* [Instructions for the task] Only lines holding the string "linkedin" are wanted; copy each one from the material.

* [Records for the exercise]
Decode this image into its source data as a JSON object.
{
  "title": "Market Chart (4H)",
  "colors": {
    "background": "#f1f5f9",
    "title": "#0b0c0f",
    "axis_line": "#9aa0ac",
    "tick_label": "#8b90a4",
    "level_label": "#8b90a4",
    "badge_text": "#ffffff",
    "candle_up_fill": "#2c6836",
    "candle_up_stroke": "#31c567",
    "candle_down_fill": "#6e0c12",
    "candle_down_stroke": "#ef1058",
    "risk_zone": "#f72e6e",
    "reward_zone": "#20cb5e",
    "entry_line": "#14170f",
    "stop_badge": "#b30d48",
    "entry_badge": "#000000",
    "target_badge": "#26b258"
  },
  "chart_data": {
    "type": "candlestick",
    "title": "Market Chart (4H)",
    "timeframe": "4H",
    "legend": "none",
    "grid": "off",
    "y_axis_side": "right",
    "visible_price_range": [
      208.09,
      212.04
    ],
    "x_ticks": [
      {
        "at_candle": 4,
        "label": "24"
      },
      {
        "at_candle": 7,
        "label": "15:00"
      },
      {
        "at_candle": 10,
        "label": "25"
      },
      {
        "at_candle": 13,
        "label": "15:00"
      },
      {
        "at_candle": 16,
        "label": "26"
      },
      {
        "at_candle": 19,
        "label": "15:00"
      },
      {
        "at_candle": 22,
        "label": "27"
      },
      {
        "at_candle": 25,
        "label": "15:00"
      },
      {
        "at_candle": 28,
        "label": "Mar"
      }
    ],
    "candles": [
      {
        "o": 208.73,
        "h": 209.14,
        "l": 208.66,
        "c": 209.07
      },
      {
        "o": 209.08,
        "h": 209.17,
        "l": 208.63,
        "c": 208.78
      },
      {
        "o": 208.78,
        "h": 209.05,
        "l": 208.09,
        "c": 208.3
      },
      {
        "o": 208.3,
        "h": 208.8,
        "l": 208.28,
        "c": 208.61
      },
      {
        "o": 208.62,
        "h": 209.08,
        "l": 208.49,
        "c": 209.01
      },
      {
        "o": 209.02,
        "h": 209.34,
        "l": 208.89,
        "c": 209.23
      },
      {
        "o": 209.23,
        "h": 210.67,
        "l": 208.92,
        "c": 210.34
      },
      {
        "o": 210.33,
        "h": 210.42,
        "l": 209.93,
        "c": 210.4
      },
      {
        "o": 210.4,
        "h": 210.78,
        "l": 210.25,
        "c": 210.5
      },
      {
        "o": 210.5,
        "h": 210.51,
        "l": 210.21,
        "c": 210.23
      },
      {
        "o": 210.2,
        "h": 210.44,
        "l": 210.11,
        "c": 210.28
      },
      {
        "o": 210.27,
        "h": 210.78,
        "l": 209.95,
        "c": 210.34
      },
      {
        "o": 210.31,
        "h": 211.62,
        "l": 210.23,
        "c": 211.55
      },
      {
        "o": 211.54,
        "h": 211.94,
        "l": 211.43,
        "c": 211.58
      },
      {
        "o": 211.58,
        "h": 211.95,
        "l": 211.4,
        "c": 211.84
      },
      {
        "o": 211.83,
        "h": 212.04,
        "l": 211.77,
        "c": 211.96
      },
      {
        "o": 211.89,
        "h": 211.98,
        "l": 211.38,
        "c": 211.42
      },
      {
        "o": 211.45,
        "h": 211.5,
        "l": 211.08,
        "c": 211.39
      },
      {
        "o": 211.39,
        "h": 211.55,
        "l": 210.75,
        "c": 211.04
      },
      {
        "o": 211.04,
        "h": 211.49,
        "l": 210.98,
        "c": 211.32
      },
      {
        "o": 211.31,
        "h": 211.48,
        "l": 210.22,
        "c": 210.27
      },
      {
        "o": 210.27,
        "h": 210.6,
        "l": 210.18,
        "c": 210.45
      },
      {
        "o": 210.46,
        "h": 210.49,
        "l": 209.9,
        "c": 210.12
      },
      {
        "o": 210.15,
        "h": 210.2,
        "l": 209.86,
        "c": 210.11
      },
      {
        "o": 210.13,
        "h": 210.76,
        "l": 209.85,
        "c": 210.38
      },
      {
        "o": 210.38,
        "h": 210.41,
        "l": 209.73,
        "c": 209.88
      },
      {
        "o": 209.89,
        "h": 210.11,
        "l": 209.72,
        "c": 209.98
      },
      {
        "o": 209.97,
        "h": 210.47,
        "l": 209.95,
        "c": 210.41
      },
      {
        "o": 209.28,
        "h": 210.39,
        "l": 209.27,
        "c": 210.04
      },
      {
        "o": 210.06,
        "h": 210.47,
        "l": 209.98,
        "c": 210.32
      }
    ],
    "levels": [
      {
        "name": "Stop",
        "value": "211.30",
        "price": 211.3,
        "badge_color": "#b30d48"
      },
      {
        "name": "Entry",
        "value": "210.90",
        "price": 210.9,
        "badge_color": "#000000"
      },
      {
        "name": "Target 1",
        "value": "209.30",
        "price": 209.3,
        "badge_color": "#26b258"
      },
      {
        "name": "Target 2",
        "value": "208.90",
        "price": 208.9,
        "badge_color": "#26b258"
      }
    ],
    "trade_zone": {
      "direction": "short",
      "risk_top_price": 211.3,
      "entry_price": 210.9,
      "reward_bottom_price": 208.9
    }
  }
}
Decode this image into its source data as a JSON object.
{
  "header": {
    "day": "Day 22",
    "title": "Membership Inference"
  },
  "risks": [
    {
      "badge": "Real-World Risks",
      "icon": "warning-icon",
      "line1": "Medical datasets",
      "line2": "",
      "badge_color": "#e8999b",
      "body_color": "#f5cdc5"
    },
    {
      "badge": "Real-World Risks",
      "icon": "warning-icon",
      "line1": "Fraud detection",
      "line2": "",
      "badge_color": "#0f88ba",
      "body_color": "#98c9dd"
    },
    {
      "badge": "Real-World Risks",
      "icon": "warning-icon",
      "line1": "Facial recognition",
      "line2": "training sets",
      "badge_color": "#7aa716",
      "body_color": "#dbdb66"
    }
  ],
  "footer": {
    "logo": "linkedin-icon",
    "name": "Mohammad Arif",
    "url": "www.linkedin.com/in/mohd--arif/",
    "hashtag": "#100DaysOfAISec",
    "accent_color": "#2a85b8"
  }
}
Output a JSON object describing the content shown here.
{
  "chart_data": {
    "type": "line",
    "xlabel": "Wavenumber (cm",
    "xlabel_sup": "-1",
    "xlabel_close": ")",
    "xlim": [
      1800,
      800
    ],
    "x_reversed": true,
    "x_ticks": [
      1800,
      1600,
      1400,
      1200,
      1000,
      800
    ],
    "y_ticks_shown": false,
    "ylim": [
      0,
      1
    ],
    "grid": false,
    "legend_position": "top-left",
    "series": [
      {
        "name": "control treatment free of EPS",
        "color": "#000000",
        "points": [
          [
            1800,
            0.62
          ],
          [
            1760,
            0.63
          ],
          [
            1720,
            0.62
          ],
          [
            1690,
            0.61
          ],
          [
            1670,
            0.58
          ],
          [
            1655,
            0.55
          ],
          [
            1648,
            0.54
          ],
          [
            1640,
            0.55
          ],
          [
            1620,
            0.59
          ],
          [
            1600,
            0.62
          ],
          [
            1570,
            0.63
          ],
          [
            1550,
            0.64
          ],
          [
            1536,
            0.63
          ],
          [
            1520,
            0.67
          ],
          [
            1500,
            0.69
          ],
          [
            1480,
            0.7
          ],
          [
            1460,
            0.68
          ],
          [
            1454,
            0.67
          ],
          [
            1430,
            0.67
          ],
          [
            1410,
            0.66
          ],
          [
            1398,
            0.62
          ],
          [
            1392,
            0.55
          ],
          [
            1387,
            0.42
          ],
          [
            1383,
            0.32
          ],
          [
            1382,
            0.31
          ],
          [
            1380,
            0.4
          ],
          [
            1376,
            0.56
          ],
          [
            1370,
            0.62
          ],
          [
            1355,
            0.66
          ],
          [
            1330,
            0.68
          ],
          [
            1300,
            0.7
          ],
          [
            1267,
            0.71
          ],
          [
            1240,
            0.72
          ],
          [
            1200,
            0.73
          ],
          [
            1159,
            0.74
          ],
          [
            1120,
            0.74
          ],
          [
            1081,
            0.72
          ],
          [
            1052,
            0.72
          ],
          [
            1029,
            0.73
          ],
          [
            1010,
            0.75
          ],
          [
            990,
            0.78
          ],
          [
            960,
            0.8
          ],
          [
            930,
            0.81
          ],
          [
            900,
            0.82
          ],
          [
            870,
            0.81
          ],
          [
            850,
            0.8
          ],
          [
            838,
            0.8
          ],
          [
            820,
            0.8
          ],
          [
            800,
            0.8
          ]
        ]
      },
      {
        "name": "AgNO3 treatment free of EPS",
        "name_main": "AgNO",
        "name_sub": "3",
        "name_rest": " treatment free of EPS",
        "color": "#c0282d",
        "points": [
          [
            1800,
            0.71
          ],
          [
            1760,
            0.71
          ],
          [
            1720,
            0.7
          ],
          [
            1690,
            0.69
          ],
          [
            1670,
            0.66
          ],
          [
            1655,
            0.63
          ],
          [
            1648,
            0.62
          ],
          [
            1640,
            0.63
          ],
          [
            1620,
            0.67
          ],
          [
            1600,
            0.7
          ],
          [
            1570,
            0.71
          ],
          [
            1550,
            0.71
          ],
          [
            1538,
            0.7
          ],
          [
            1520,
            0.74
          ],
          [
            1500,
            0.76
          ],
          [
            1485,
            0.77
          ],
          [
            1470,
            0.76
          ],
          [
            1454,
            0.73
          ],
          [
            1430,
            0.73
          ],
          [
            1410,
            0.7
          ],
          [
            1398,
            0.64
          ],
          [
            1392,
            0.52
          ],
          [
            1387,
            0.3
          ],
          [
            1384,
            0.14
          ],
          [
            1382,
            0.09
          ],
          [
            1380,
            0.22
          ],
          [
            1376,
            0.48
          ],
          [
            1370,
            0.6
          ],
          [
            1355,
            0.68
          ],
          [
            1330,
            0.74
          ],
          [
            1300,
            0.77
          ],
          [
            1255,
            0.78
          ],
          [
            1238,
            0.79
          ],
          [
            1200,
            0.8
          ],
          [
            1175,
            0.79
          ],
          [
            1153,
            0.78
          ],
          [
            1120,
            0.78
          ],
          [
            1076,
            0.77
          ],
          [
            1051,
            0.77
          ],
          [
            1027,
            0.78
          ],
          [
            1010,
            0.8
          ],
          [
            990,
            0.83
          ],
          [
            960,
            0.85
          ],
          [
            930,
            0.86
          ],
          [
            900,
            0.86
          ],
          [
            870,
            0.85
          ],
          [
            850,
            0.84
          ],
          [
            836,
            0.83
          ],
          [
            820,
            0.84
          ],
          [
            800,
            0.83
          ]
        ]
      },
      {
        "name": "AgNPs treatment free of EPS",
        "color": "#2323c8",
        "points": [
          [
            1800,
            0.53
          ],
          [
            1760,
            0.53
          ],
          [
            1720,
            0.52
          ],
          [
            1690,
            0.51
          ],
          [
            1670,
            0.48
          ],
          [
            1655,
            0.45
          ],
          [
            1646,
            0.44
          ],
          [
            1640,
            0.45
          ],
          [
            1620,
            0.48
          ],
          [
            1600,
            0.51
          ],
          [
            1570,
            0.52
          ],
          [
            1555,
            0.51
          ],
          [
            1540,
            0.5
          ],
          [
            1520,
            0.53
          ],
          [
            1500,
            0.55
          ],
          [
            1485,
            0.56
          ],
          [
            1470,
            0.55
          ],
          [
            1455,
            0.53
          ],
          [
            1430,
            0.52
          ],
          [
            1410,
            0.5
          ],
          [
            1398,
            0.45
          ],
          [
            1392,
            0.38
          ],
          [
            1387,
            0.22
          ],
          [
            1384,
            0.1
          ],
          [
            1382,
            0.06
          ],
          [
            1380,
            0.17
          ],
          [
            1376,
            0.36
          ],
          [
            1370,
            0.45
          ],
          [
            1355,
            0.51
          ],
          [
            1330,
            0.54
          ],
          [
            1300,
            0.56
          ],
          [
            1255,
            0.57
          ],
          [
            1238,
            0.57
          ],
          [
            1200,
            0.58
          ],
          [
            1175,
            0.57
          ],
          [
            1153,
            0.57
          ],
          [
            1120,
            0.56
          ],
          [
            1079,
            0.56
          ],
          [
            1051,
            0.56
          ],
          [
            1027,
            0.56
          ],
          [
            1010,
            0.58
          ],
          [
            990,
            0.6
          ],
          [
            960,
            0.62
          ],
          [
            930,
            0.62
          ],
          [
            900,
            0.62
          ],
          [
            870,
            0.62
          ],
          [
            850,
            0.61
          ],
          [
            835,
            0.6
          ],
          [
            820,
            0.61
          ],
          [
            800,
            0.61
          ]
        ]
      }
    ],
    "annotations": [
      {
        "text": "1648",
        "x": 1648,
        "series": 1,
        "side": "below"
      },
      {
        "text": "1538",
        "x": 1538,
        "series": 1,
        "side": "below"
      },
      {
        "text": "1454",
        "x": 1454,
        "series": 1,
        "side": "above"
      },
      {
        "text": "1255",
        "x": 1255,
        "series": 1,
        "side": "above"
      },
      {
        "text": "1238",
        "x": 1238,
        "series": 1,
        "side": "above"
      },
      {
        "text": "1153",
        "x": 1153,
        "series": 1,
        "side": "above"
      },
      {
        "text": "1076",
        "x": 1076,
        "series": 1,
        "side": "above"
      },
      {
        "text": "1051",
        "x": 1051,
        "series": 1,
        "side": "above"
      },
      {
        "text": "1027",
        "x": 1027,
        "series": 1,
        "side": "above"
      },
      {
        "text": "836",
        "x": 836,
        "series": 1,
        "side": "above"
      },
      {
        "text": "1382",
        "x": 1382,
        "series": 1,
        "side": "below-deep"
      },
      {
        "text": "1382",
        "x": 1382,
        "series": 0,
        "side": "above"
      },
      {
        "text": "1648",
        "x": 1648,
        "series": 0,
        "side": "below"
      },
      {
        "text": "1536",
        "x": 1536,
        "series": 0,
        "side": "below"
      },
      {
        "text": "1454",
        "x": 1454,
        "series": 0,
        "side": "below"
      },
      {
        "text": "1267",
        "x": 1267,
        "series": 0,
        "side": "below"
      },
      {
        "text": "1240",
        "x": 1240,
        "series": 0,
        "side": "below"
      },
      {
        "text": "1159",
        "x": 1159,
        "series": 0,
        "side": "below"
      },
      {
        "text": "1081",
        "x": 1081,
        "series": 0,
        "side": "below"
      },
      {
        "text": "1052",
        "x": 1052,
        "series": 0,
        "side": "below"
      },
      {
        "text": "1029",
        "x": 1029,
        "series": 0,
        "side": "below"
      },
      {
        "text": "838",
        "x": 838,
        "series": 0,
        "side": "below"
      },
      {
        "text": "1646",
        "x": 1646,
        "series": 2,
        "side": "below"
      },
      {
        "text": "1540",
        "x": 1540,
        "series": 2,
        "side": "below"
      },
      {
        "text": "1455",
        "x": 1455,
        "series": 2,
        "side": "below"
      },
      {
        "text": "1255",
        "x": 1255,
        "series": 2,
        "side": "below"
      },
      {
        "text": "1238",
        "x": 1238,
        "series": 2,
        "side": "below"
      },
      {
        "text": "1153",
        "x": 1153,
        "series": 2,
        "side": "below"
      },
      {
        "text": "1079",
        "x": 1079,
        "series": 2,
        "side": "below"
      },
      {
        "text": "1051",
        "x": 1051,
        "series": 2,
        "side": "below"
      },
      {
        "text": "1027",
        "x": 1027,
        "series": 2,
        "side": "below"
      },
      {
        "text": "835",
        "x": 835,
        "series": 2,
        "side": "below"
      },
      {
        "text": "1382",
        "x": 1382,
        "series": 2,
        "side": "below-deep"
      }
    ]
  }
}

* [Reply]
    "logo": "linkedin-icon",
    "url": "www.linkedin.com/in/mohd--arif/",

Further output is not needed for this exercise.